**Exercise directions:** Pictures don't belong in the copy; print all the records exactly.
**** Input records
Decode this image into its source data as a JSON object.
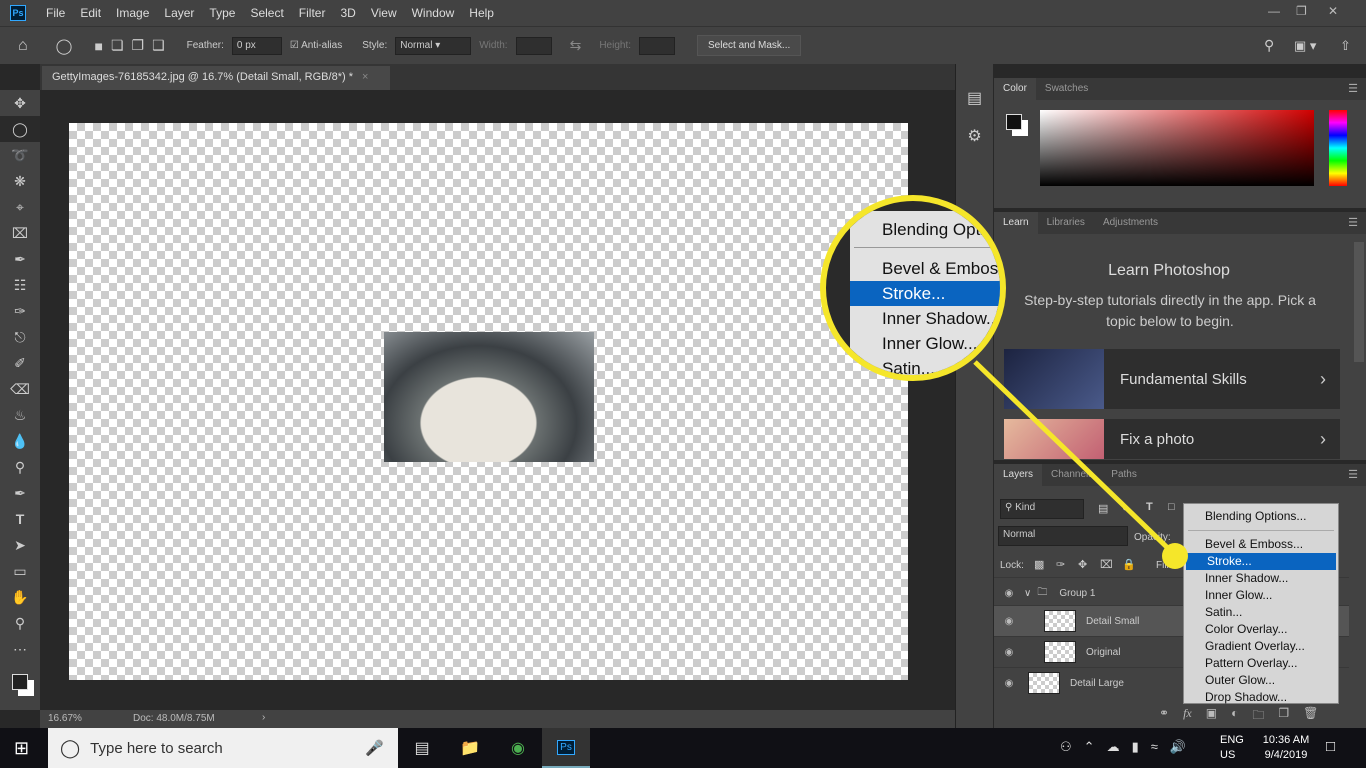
{
  "app": {
    "logo": "Ps",
    "menu": [
      "File",
      "Edit",
      "Image",
      "Layer",
      "Type",
      "Select",
      "Filter",
      "3D",
      "View",
      "Window",
      "Help"
    ]
  },
  "options": {
    "feather_label": "Feather:",
    "feather_value": "0 px",
    "antialias_label": "Anti-alias",
    "antialias_checked": true,
    "style_label": "Style:",
    "style_value": "Normal",
    "width_label": "Width:",
    "height_label": "Height:",
    "select_mask": "Select and Mask..."
  },
  "document": {
    "tab_title": "GettyImages-76185342.jpg @ 16.7% (Detail Small, RGB/8*) *",
    "zoom": "16.67%",
    "doc_info": "Doc: 48.0M/8.75M"
  },
  "color_panel": {
    "tabs": [
      "Color",
      "Swatches"
    ],
    "hue_color": "#d10000"
  },
  "learn_panel": {
    "tabs": [
      "Learn",
      "Libraries",
      "Adjustments"
    ],
    "title": "Learn Photoshop",
    "description": "Step-by-step tutorials directly in the app. Pick a topic below to begin.",
    "cards": [
      "Fundamental Skills",
      "Fix a photo"
    ]
  },
  "layers_panel": {
    "tabs": [
      "Layers",
      "Channels",
      "Paths"
    ],
    "filter": "Kind",
    "blend_mode": "Normal",
    "opacity_label": "Opacity:",
    "lock_label": "Lock:",
    "fill_label": "Fill:",
    "layers": [
      {
        "name": "Group 1",
        "type": "group"
      },
      {
        "name": "Detail Small",
        "selected": true
      },
      {
        "name": "Original"
      },
      {
        "name": "Detail Large"
      }
    ]
  },
  "fx_menu": {
    "items": [
      "Blending Options...",
      "Bevel & Emboss...",
      "Stroke...",
      "Inner Shadow...",
      "Inner Glow...",
      "Satin...",
      "Color Overlay...",
      "Gradient Overlay...",
      "Pattern Overlay...",
      "Outer Glow...",
      "Drop Shadow..."
    ],
    "selected": "Stroke..."
  },
  "magnifier": {
    "items": [
      "Blending Opti",
      "Bevel & Emboss",
      "Stroke...",
      "Inner Shadow...",
      "Inner Glow...",
      "Satin..."
    ],
    "highlight_color": "#f5e62a"
  },
  "taskbar": {
    "search_placeholder": "Type here to search",
    "lang": "ENG",
    "region": "US",
    "time": "10:36 AM",
    "date": "9/4/2019"
  }
}
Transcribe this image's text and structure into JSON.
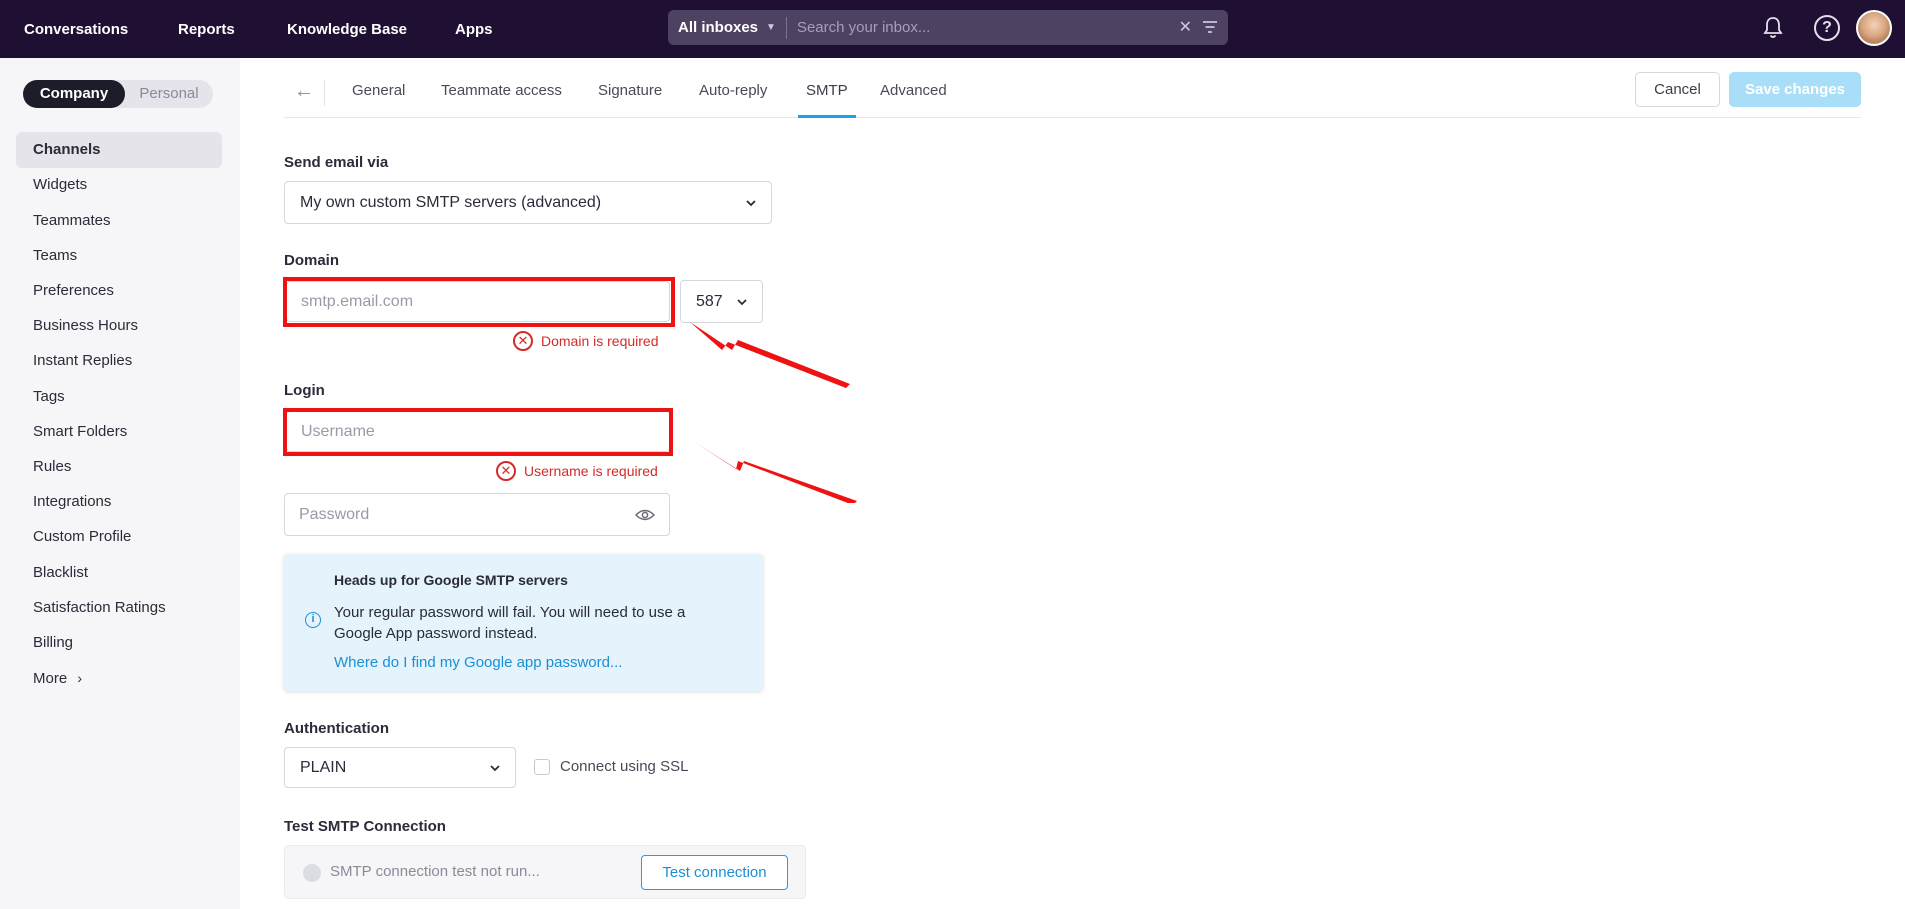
{
  "topnav": {
    "items": [
      "Conversations",
      "Reports",
      "Knowledge Base",
      "Apps"
    ],
    "inbox_select": "All inboxes",
    "search_placeholder": "Search your inbox..."
  },
  "sidebar": {
    "toggle": {
      "company": "Company",
      "personal": "Personal"
    },
    "items": [
      {
        "label": "Channels",
        "active": true
      },
      {
        "label": "Widgets"
      },
      {
        "label": "Teammates"
      },
      {
        "label": "Teams"
      },
      {
        "label": "Preferences"
      },
      {
        "label": "Business Hours"
      },
      {
        "label": "Instant Replies"
      },
      {
        "label": "Tags"
      },
      {
        "label": "Smart Folders"
      },
      {
        "label": "Rules"
      },
      {
        "label": "Integrations"
      },
      {
        "label": "Custom Profile"
      },
      {
        "label": "Blacklist"
      },
      {
        "label": "Satisfaction Ratings"
      },
      {
        "label": "Billing"
      },
      {
        "label": "More"
      }
    ]
  },
  "tabs": {
    "items": [
      "General",
      "Teammate access",
      "Signature",
      "Auto-reply",
      "SMTP",
      "Advanced"
    ],
    "active": "SMTP",
    "cancel": "Cancel",
    "save": "Save changes"
  },
  "form": {
    "send_via_label": "Send email via",
    "send_via_value": "My own custom SMTP servers (advanced)",
    "domain_label": "Domain",
    "domain_placeholder": "smtp.email.com",
    "port_value": "587",
    "domain_error": "Domain is required",
    "login_label": "Login",
    "username_placeholder": "Username",
    "username_error": "Username is required",
    "password_placeholder": "Password",
    "info_title": "Heads up for Google SMTP servers",
    "info_body": "Your regular password will fail. You will need to use a Google App password instead.",
    "info_link": "Where do I find my Google app password...",
    "auth_label": "Authentication",
    "auth_value": "PLAIN",
    "ssl_label": "Connect using SSL",
    "test_label": "Test SMTP Connection",
    "test_status": "SMTP connection test not run...",
    "test_button": "Test connection"
  },
  "colors": {
    "topbar": "#1f1033",
    "accent": "#1aa1e6",
    "error": "#d52a2a",
    "annotation": "#ee1212"
  }
}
********
**Expected answer:**
Decode this image into its source data as a JSON object.
{
  "app": {
    "logo": "Ps",
    "menu": [
      "File",
      "Edit",
      "Image",
      "Layer",
      "Type",
      "Select",
      "Filter",
      "3D",
      "View",
      "Window",
      "Help"
    ]
  },
  "options": {
    "feather_label": "Feather:",
    "feather_value": "0 px",
    "antialias_label": "Anti-alias",
    "antialias_checked": true,
    "style_label": "Style:",
    "style_value": "Normal",
    "width_label": "Width:",
    "height_label": "Height:",
    "select_mask": "Select and Mask..."
  },
  "document": {
    "tab_title": "GettyImages-76185342.jpg @ 16.7% (Detail Small, RGB/8*) *",
    "zoom": "16.67%",
    "doc_info": "Doc: 48.0M/8.75M"
  },
  "color_panel": {
    "tabs": [
      "Color",
      "Swatches"
    ],
    "hue_color": "#d10000"
  },
  "learn_panel": {
    "tabs": [
      "Learn",
      "Libraries",
      "Adjustments"
    ],
    "title": "Learn Photoshop",
    "description": "Step-by-step tutorials directly in the app. Pick a topic below to begin.",
    "cards": [
      "Fundamental Skills",
      "Fix a photo"
    ]
  },
  "layers_panel": {
    "tabs": [
      "Layers",
      "Channels",
      "Paths"
    ],
    "filter": "Kind",
    "blend_mode": "Normal",
    "opacity_label": "Opacity:",
    "lock_label": "Lock:",
    "fill_label": "Fill:",
    "layers": [
      {
        "name": "Group 1",
        "type": "group"
      },
      {
        "name": "Detail Small",
        "selected": true
      },
      {
        "name": "Original"
      },
      {
        "name": "Detail Large"
      }
    ]
  },
  "fx_menu": {
    "items": [
      "Blending Options...",
      "Bevel & Emboss...",
      "Stroke...",
      "Inner Shadow...",
      "Inner Glow...",
      "Satin...",
      "Color Overlay...",
      "Gradient Overlay...",
      "Pattern Overlay...",
      "Outer Glow...",
      "Drop Shadow..."
    ],
    "selected": "Stroke..."
  },
  "magnifier": {
    "items": [
      "Blending Opti",
      "Bevel & Emboss",
      "Stroke...",
      "Inner Shadow...",
      "Inner Glow...",
      "Satin..."
    ],
    "highlight_color": "#f5e62a"
  },
  "taskbar": {
    "search_placeholder": "Type here to search",
    "lang": "ENG",
    "region": "US",
    "time": "10:36 AM",
    "date": "9/4/2019"
  }
}
Transcribe this image's text and structure into JSON.
{
  "topnav": {
    "items": [
      "Conversations",
      "Reports",
      "Knowledge Base",
      "Apps"
    ],
    "inbox_select": "All inboxes",
    "search_placeholder": "Search your inbox..."
  },
  "sidebar": {
    "toggle": {
      "company": "Company",
      "personal": "Personal"
    },
    "items": [
      {
        "label": "Channels",
        "active": true
      },
      {
        "label": "Widgets"
      },
      {
        "label": "Teammates"
      },
      {
        "label": "Teams"
      },
      {
        "label": "Preferences"
      },
      {
        "label": "Business Hours"
      },
      {
        "label": "Instant Replies"
      },
      {
        "label": "Tags"
      },
      {
        "label": "Smart Folders"
      },
      {
        "label": "Rules"
      },
      {
        "label": "Integrations"
      },
      {
        "label": "Custom Profile"
      },
      {
        "label": "Blacklist"
      },
      {
        "label": "Satisfaction Ratings"
      },
      {
        "label": "Billing"
      },
      {
        "label": "More"
      }
    ]
  },
  "tabs": {
    "items": [
      "General",
      "Teammate access",
      "Signature",
      "Auto-reply",
      "SMTP",
      "Advanced"
    ],
    "active": "SMTP",
    "cancel": "Cancel",
    "save": "Save changes"
  },
  "form": {
    "send_via_label": "Send email via",
    "send_via_value": "My own custom SMTP servers (advanced)",
    "domain_label": "Domain",
    "domain_placeholder": "smtp.email.com",
    "port_value": "587",
    "domain_error": "Domain is required",
    "login_label": "Login",
    "username_placeholder": "Username",
    "username_error": "Username is required",
    "password_placeholder": "Password",
    "info_title": "Heads up for Google SMTP servers",
    "info_body": "Your regular password will fail. You will need to use a Google App password instead.",
    "info_link": "Where do I find my Google app password...",
    "auth_label": "Authentication",
    "auth_value": "PLAIN",
    "ssl_label": "Connect using SSL",
    "test_label": "Test SMTP Connection",
    "test_status": "SMTP connection test not run...",
    "test_button": "Test connection"
  },
  "colors": {
    "topbar": "#1f1033",
    "accent": "#1aa1e6",
    "error": "#d52a2a",
    "annotation": "#ee1212"
  }
}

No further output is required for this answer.